• [PAGE TEXT]
»»

We also tie in with AFWERX; the Pitch Days to me are innovative. We’re going to be doing an AFMC internal pitch day where we can pitch our own good ideas, not just try to capitalize on what industry does or what venture capitalists are doing. So we’re trying to actually harness those good ideas to go forward.
Dr. Will Roper, Assistant Secretary of the Air Force for Acquisition, Technology and Logistics, welcomed event attendees during the Air Force Space Pitch Day, Nov. 5, 2019, San Francisco, Calif. Air Force Space Pitch Day is a two-day event demonstrating the department’s willingness and ability to work with non-traditional start-ups.
(U.S. Air Force photo by Van De Ha)
Airman magazine: With declining mission capable rates and an aging fleet with an average 28 years of service, what do these numbers mean and do MCRs equate to Air Force readiness rates?
Gen. Bunch: So readiness depends on where you sit as to what you believe the right metric is. The one we’re driving right now, we’re trying to increase, is aircraft availability. That’s one that we’re really focused on with our legacy fleets. And there are multiple factors that play into that. One of the things that we’re finding is, we have, in some cases, a shrinking industrial base. And that’s one that we’ve got to focus on to help grow that industrial base.
What we want to do is make sure that the people who are operating the systems have as much up time as they can so they’re as ready as possible to do their mission. That takes research. How would I go do this? It could take reverse engineering. How do I reverse engineer this component that there’s no longer a vendor for and create it? So we either build it ourselves or we put the drawings out to get it manufactured.
The fact we are flying aircraft as old as they are with the mission capable rates that we have today is because of the Airmen working in the Sustainment Center and the focus of our maintainers out on the line who can keep these legacy aircraft up and running.
At an average age of 28 years, the fact that we keep mobility aircraft taking off and landing, delivering supplies and equipment every two minutes is amazing work by a lot of different people. We’re ready, but we’ve got to continue to try to up that game and continue to try to improve.
An F-16 jet engine in max power during a test in the 576th Aircraft Maintenance Squadron’s hush house engine facility at Hill Air Force Base, Utah, June 5, 2019. The shop is responsible for performing organizational level maintenance on more than 200 engines per year. The shop’s maintenance tasks include engine inspections, external engine component removal and replacement, repairs, and troubleshooting during flight line and test cell operations.
(U.S. Air Force photo by Alex R. Lloyd)
Airman magazine: Can you identify some of the success stories throughout AFMC in new technologies like additive manufacturing, 3D printing and data analytics to improve readiness and decrease maintenance downtimes?
Gen. Bunch: We had a meeting last month where we were looking at engines. I’ll just use that as one example. We started looking at the performance of the engines over time and as we reviewed data and did the analytics, we started doing scheduled replacements of engines. So we could pull them off at the time that was of our choosing versus downtime required because the engine went too far.
What this allows us to do is control when we do maintenance. It allows us to prime the pump in the supply system so we get the right parts at the right time. That’s just one example that I can say from a data analytics perspective where we are really already seeing some great progress. We’re using condition based maintenance and algorithms right now with the C-5 Galaxy. We’re doing it in some cases in the B-1 bomber and we’re looking at growing it into the KC-135 fleet. So we’re trying to take some of those lessons learned in technologies and capabilities that others are using and apply it into our inventory and we’re starting to see some benefits.

««

• [PROVIDED RECORDS]
»»

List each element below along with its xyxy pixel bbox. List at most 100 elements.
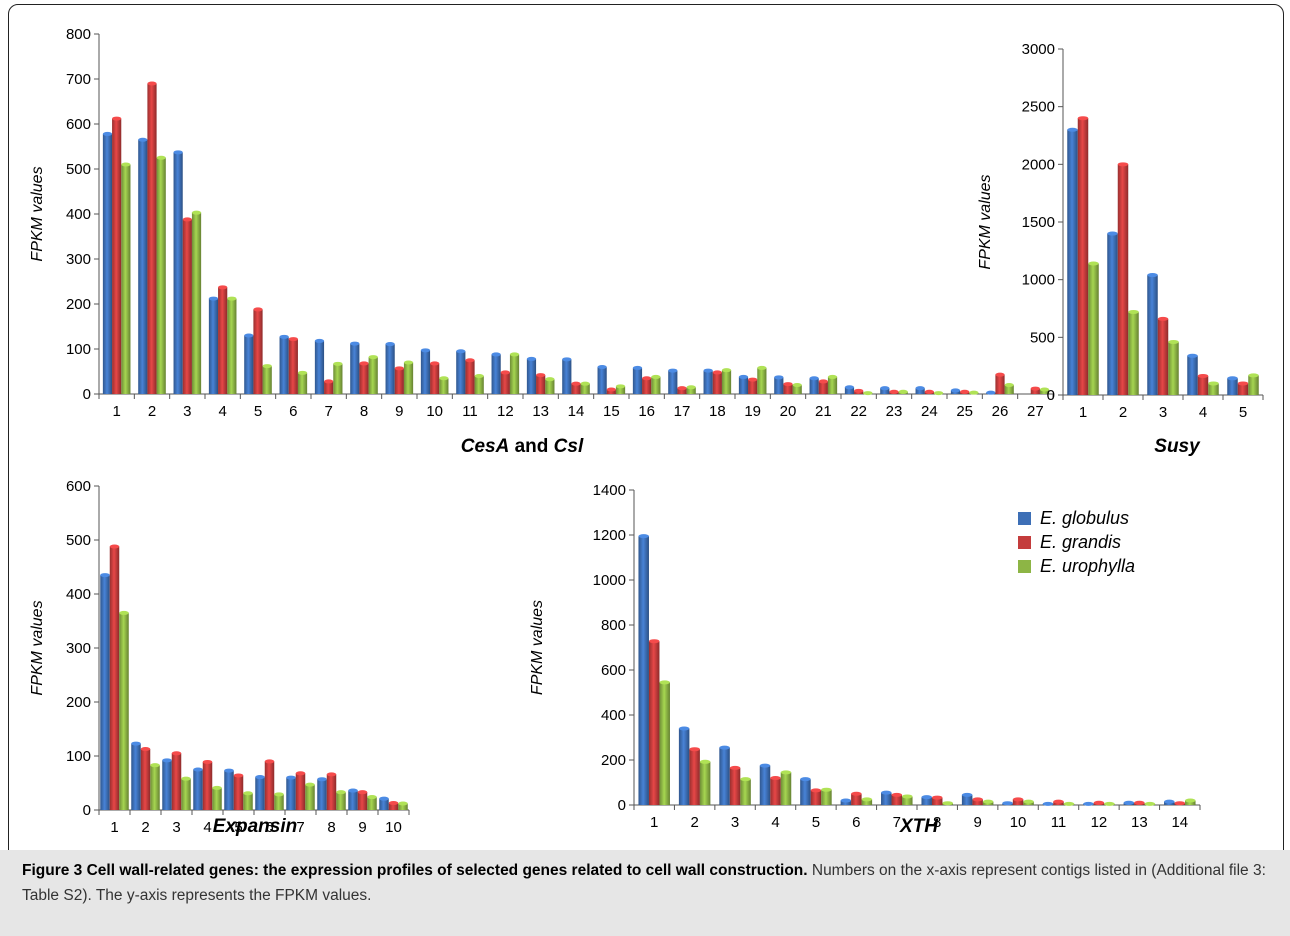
bar	[253, 309, 263, 394]
x-tick-label: 5	[812, 814, 820, 831]
bar	[227, 298, 237, 394]
bar	[388, 802, 399, 810]
bar-cap	[326, 772, 337, 777]
x-axis-title-part: Csl	[554, 436, 584, 457]
x-tick-label: 8	[327, 819, 335, 836]
bar-cap	[297, 370, 308, 375]
bar	[545, 379, 555, 394]
bar	[1185, 800, 1196, 805]
y-tick-label: 1500	[1022, 214, 1055, 231]
bar	[677, 388, 687, 394]
bar	[297, 372, 308, 394]
x-tick-label: 4	[218, 403, 226, 420]
bar	[686, 387, 696, 394]
bar	[274, 794, 284, 810]
x-tick-label: 3	[731, 814, 739, 831]
x-tick-label: 13	[1131, 814, 1148, 831]
bar	[995, 374, 1005, 394]
x-axis-title-part: Susy	[1154, 436, 1201, 457]
bar	[286, 777, 296, 810]
bar	[703, 370, 713, 394]
bar	[398, 803, 408, 810]
bar	[224, 770, 234, 810]
bar	[615, 386, 626, 394]
bar-cap	[1039, 387, 1050, 392]
bar	[526, 358, 537, 394]
x-tick-label: 23	[886, 403, 903, 420]
y-tick-label: 0	[618, 797, 626, 814]
bar	[121, 164, 131, 394]
bar-cap	[314, 338, 325, 343]
y-tick-label: 1000	[1022, 272, 1055, 289]
bar-cap	[244, 333, 254, 338]
bar-cap	[545, 377, 555, 382]
bar	[915, 388, 925, 394]
bar-cap	[562, 357, 572, 362]
x-tick-label: 5	[254, 403, 262, 420]
bar-cap	[119, 610, 129, 615]
bar	[191, 212, 202, 394]
bar	[719, 747, 730, 806]
bar-cap	[821, 787, 832, 792]
bar	[638, 536, 649, 806]
bar	[131, 743, 141, 810]
bar-cap	[800, 777, 811, 782]
legend-label: E. urophylla	[1040, 556, 1135, 576]
legend-swatch	[1018, 512, 1031, 525]
bar-cap	[1002, 801, 1013, 806]
bar-cap	[689, 747, 700, 752]
bar	[678, 728, 690, 805]
bar	[902, 796, 913, 805]
bar-cap	[642, 376, 652, 381]
y-tick-label: 1400	[593, 482, 626, 499]
bar-cap	[924, 389, 934, 394]
bar-cap	[719, 745, 730, 750]
bar-cap	[193, 767, 203, 772]
bar-cap	[686, 385, 696, 390]
bar	[606, 389, 616, 394]
bar-cap	[632, 365, 643, 370]
legend: E. globulus E. grandis E. urophylla	[1018, 508, 1135, 576]
bar-cap	[367, 795, 377, 800]
x-tick-label: 17	[674, 403, 691, 420]
bar	[385, 344, 395, 394]
bar	[580, 383, 590, 394]
bar	[1237, 383, 1249, 395]
bar	[147, 83, 157, 394]
x-tick-label: 24	[921, 403, 938, 420]
legend-label: E. globulus	[1040, 508, 1129, 528]
bar	[851, 793, 862, 805]
x-tick-label: 4	[1199, 404, 1207, 421]
x-tick-label: 7	[893, 814, 901, 831]
bar	[659, 682, 670, 806]
bar	[757, 367, 767, 394]
bar	[780, 772, 792, 806]
bar	[642, 378, 652, 394]
bar-cap	[1088, 261, 1099, 266]
bar	[738, 376, 749, 394]
bar	[109, 546, 120, 810]
bar-cap	[597, 365, 607, 369]
bar	[500, 372, 510, 394]
bar-cap	[150, 763, 160, 768]
bar	[1147, 275, 1158, 395]
bar	[182, 219, 192, 394]
bar	[138, 139, 148, 394]
bar	[212, 787, 222, 810]
bar-cap	[933, 391, 944, 396]
y-tick-label: 3000	[1022, 41, 1055, 58]
x-tick-label: 13	[532, 403, 549, 420]
bar-cap	[526, 356, 537, 361]
bar	[326, 774, 337, 810]
bar	[202, 761, 213, 810]
bar-cap	[1227, 376, 1238, 381]
bar-cap	[224, 768, 234, 773]
y-tick-label: 600	[66, 116, 91, 133]
bar	[262, 366, 272, 394]
bar	[333, 363, 343, 394]
bar	[1168, 341, 1179, 395]
bar-cap	[580, 381, 590, 386]
bar-cap	[162, 758, 172, 763]
bar	[774, 377, 784, 394]
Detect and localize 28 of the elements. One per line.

««

• [YOUR TASKS]
**a)** In the AFMC interview, which readiness metric is the command currently trying to increase?
**b)** Reproduce the stretch of the AFMC interview from "At an average" through "Alex R. Lloyd)".
**c)** Extend the AFMC interview past its final sentence.

• [RESULTS]
**a)** Aircraft availability.

**b)**
At an average age of 28 years, the fact that we keep mobility aircraft taking off and landing, delivering supplies and equipment every two minutes is amazing work by a lot of different people. We’re ready, but we’ve got to continue to try to up that game and continue to try to improve.
An F-16 jet engine in max power during a test in the 576th Aircraft Maintenance Squadron’s hush house engine facility at Hill Air Force Base, Utah, June 5, 2019. The shop is responsible for performing organizational level maintenance on more than 200 engines per year. The shop’s maintenance tasks include engine inspections, external engine component removal and replacement, repairs, and troubleshooting during flight line and test cell operations.
(U.S. Air Force photo by Alex R. Lloyd)

**c)**
We really want to get to the point if we’re going to send an aircraft down range and it’s going to have something fail in five days and the deployment is for 10 days, let’s fix it before we deploy it. If we can get to that point, we’ll really increase our aircraft availability and our ability to generate sorties and improve the mission dramatically.
On additive manufacturing, that one’s one that’s more challenging. A lot of people look at 3D printing as that’s really something easy to do. When you start talking about airworthiness that becomes a little more challenging. There are components we can build that are not airworthy components, and we’ve already got approval to do those parts. We have innovation centers at each of our three logistics complexes and they can do some of those. We save money and get the mission done in a timelier manner.
So we’re demonstrating some of those. It’ll take more time to get to where we can do a lot of airworthy parts. We’re working on that. We must get the engineers involved and get them the analysis.
We are seeing a lot of ground being made in additive manufacturing and in condition based maintenance. And then the other one, we’re taking technologies like cold spray, which is a repair technique, and we’re actually employing that in some of our depots so that we can minimize the downtime.
Airmen from the 90th Missile Maintenance Squadron prepare a reentry system for removal from a launch facility, Feb. 2, 2018, in the F. E. Warren Air Force Base missile complex. The 90th MMXS is the only squadron on F. E. Warren allowed to transport warheads from the missile complex back to base. Missile maintenance teams perform periodic maintenance to maintain the on-alert status for launch facilities, ensuring the success of the nuclear deterrence mission.
(U.S. Air Force photo by Airman 1st Class Braydon Williams)
Airman magazine: Would you talk about AFMC’s support to the nuclear enterprise from both a sustainment and modernization perspective?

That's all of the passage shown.